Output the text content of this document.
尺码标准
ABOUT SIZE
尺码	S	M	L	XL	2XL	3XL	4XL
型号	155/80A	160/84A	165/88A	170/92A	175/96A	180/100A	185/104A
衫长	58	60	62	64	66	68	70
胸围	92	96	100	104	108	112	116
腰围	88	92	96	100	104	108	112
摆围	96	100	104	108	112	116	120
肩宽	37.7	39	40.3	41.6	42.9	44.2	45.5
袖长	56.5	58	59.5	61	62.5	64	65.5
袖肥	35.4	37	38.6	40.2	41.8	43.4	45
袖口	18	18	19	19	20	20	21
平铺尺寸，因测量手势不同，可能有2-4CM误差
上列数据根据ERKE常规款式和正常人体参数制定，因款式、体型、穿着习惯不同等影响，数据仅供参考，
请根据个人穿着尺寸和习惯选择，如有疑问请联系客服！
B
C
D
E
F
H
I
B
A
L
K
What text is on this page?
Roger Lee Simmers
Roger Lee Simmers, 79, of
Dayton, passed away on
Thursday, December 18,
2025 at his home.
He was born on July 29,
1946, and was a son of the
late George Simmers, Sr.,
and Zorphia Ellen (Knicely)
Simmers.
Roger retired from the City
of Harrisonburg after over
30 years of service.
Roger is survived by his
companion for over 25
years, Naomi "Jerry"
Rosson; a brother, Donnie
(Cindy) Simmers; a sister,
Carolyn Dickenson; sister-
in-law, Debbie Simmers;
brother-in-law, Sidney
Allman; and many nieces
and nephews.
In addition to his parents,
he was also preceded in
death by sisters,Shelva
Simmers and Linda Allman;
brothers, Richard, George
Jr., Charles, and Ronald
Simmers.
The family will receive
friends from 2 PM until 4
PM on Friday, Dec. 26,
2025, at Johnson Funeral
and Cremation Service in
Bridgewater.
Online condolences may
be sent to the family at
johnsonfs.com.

* EXERCISE PROMPT *
Read the entries and show each line that mentions "this".

* FULL SOLUTION *
Output the text content of this document.
What text is on this page?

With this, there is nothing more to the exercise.